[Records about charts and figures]
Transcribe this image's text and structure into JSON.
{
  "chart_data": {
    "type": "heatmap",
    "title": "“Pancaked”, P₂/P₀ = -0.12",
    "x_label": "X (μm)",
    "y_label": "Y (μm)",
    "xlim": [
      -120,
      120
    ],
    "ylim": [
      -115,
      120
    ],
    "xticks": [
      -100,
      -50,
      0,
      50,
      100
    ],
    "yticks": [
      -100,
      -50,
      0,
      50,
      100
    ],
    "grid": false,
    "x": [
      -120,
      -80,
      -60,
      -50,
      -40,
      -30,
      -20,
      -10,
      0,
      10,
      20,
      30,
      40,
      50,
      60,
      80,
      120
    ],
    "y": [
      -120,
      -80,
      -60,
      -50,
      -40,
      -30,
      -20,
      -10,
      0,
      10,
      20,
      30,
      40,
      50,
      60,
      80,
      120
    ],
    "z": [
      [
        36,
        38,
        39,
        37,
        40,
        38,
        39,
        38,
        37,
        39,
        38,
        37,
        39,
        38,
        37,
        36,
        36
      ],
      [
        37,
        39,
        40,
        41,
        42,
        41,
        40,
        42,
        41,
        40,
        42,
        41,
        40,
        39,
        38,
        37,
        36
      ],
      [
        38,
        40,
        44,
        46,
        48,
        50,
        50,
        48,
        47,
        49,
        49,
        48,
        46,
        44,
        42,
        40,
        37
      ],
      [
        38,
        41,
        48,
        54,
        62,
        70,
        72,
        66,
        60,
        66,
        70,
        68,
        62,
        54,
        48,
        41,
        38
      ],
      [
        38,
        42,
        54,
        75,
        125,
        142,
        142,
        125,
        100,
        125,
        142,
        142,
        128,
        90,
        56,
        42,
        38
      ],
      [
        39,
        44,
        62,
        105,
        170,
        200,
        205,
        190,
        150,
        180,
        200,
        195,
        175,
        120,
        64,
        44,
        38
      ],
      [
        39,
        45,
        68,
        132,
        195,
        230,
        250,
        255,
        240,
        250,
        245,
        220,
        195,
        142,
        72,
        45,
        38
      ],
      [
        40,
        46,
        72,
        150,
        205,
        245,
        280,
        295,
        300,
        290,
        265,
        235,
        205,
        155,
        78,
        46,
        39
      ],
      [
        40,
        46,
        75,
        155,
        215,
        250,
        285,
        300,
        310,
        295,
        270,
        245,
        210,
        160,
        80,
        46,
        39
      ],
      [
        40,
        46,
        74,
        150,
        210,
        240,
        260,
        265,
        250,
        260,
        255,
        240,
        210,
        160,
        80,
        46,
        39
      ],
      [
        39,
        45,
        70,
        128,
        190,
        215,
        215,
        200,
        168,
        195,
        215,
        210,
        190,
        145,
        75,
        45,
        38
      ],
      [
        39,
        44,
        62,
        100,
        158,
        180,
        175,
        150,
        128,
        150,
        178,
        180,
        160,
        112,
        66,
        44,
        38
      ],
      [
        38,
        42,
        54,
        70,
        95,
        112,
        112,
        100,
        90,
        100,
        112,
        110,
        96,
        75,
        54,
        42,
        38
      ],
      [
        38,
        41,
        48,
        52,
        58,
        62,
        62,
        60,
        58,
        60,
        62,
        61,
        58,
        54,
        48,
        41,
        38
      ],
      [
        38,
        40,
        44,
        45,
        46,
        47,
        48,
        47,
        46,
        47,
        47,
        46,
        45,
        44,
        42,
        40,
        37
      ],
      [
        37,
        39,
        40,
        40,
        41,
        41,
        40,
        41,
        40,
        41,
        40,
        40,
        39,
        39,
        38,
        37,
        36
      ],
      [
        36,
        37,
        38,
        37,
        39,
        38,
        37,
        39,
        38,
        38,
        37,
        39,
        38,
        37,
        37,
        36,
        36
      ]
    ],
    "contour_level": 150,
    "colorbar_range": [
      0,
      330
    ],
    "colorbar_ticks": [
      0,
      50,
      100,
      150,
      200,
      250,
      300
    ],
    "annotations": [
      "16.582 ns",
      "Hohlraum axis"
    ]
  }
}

#### WHAT TO PRODUCE:
Give a word-for-word copy of the records.

#### FULL ANSWER:
Transcribe this image's text and structure into JSON.
{
  "chart_data": {
    "type": "heatmap",
    "title": "“Pancaked”, P₂/P₀ = -0.12",
    "x_label": "X (μm)",
    "y_label": "Y (μm)",
    "xlim": [
      -120,
      120
    ],
    "ylim": [
      -115,
      120
    ],
    "xticks": [
      -100,
      -50,
      0,
      50,
      100
    ],
    "yticks": [
      -100,
      -50,
      0,
      50,
      100
    ],
    "grid": false,
    "x": [
      -120,
      -80,
      -60,
      -50,
      -40,
      -30,
      -20,
      -10,
      0,
      10,
      20,
      30,
      40,
      50,
      60,
      80,
      120
    ],
    "y": [
      -120,
      -80,
      -60,
      -50,
      -40,
      -30,
      -20,
      -10,
      0,
      10,
      20,
      30,
      40,
      50,
      60,
      80,
      120
    ],
    "z": [
      [
        36,
        38,
        39,
        37,
        40,
        38,
        39,
        38,
        37,
        39,
        38,
        37,
        39,
        38,
        37,
        36,
        36
      ],
      [
        37,
        39,
        40,
        41,
        42,
        41,
        40,
        42,
        41,
        40,
        42,
        41,
        40,
        39,
        38,
        37,
        36
      ],
      [
        38,
        40,
        44,
        46,
        48,
        50,
        50,
        48,
        47,
        49,
        49,
        48,
        46,
        44,
        42,
        40,
        37
      ],
      [
        38,
        41,
        48,
        54,
        62,
        70,
        72,
        66,
        60,
        66,
        70,
        68,
        62,
        54,
        48,
        41,
        38
      ],
      [
        38,
        42,
        54,
        75,
        125,
        142,
        142,
        125,
        100,
        125,
        142,
        142,
        128,
        90,
        56,
        42,
        38
      ],
      [
        39,
        44,
        62,
        105,
        170,
        200,
        205,
        190,
        150,
        180,
        200,
        195,
        175,
        120,
        64,
        44,
        38
      ],
      [
        39,
        45,
        68,
        132,
        195,
        230,
        250,
        255,
        240,
        250,
        245,
        220,
        195,
        142,
        72,
        45,
        38
      ],
      [
        40,
        46,
        72,
        150,
        205,
        245,
        280,
        295,
        300,
        290,
        265,
        235,
        205,
        155,
        78,
        46,
        39
      ],
      [
        40,
        46,
        75,
        155,
        215,
        250,
        285,
        300,
        310,
        295,
        270,
        245,
        210,
        160,
        80,
        46,
        39
      ],
      [
        40,
        46,
        74,
        150,
        210,
        240,
        260,
        265,
        250,
        260,
        255,
        240,
        210,
        160,
        80,
        46,
        39
      ],
      [
        39,
        45,
        70,
        128,
        190,
        215,
        215,
        200,
        168,
        195,
        215,
        210,
        190,
        145,
        75,
        45,
        38
      ],
      [
        39,
        44,
        62,
        100,
        158,
        180,
        175,
        150,
        128,
        150,
        178,
        180,
        160,
        112,
        66,
        44,
        38
      ],
      [
        38,
        42,
        54,
        70,
        95,
        112,
        112,
        100,
        90,
        100,
        112,
        110,
        96,
        75,
        54,
        42,
        38
      ],
      [
        38,
        41,
        48,
        52,
        58,
        62,
        62,
        60,
        58,
        60,
        62,
        61,
        58,
        54,
        48,
        41,
        38
      ],
      [
        38,
        40,
        44,
        45,
        46,
        47,
        48,
        47,
        46,
        47,
        47,
        46,
        45,
        44,
        42,
        40,
        37
      ],
      [
        37,
        39,
        40,
        40,
        41,
        41,
        40,
        41,
        40,
        41,
        40,
        40,
        39,
        39,
        38,
        37,
        36
      ],
      [
        36,
        37,
        38,
        37,
        39,
        38,
        37,
        39,
        38,
        38,
        37,
        39,
        38,
        37,
        37,
        36,
        36
      ]
    ],
    "contour_level": 150,
    "colorbar_range": [
      0,
      330
    ],
    "colorbar_ticks": [
      0,
      50,
      100,
      150,
      200,
      250,
      300
    ],
    "annotations": [
      "16.582 ns",
      "Hohlraum axis"
    ]
  }
}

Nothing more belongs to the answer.